* Start Material for this exercise *
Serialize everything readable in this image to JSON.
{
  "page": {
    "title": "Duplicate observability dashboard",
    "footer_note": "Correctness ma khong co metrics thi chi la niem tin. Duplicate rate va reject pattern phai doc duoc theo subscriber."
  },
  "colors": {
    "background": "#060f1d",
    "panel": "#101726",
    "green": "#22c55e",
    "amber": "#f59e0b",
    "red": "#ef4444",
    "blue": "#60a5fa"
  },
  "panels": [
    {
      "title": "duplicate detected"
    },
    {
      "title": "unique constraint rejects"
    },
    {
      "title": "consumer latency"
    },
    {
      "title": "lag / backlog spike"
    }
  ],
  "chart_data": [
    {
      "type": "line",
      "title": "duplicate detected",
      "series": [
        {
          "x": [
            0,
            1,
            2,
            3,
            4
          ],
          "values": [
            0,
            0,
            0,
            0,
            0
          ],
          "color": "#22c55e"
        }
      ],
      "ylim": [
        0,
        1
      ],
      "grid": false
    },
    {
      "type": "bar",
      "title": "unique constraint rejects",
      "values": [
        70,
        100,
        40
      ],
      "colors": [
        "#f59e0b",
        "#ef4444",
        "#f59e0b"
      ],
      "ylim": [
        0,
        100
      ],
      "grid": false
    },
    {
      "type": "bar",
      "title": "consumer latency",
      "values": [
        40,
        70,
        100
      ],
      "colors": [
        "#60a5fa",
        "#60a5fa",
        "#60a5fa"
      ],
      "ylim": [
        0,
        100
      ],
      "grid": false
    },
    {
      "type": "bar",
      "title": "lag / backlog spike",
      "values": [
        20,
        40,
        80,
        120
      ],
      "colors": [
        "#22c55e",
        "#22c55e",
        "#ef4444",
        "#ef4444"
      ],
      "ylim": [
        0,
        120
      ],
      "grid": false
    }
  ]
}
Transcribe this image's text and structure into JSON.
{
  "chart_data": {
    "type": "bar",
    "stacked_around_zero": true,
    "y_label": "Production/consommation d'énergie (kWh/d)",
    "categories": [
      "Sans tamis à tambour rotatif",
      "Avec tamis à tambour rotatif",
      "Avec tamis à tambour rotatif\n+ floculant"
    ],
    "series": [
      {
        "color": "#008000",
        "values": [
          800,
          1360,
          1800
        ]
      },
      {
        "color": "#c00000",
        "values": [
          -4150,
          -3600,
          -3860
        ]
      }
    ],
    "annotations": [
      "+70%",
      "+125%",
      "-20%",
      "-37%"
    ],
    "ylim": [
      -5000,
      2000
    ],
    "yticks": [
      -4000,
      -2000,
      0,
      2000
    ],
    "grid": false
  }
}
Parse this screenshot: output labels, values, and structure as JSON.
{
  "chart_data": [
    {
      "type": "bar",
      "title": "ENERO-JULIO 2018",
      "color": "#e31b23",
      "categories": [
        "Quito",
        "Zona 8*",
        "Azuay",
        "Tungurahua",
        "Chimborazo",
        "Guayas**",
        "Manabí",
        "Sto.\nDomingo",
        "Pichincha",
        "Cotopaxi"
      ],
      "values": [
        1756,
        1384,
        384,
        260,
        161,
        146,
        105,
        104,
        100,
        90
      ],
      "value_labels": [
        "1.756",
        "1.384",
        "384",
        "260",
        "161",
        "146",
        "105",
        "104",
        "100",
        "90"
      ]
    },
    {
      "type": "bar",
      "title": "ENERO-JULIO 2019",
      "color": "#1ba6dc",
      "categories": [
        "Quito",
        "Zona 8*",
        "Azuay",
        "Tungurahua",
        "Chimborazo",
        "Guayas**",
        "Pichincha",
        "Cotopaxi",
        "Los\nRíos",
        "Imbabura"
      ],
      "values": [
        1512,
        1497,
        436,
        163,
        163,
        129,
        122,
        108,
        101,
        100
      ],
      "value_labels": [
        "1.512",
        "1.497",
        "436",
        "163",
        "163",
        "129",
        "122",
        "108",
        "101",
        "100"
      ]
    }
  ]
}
* End Material for this exercise *
## [The task]
Locate all lines in the listing above with the word "tambour". Copy them.

## [Final result]
      "Sans tamis à tambour rotatif",
      "Avec tamis à tambour rotatif",
      "Avec tamis à tambour rotatif\n+ floculant"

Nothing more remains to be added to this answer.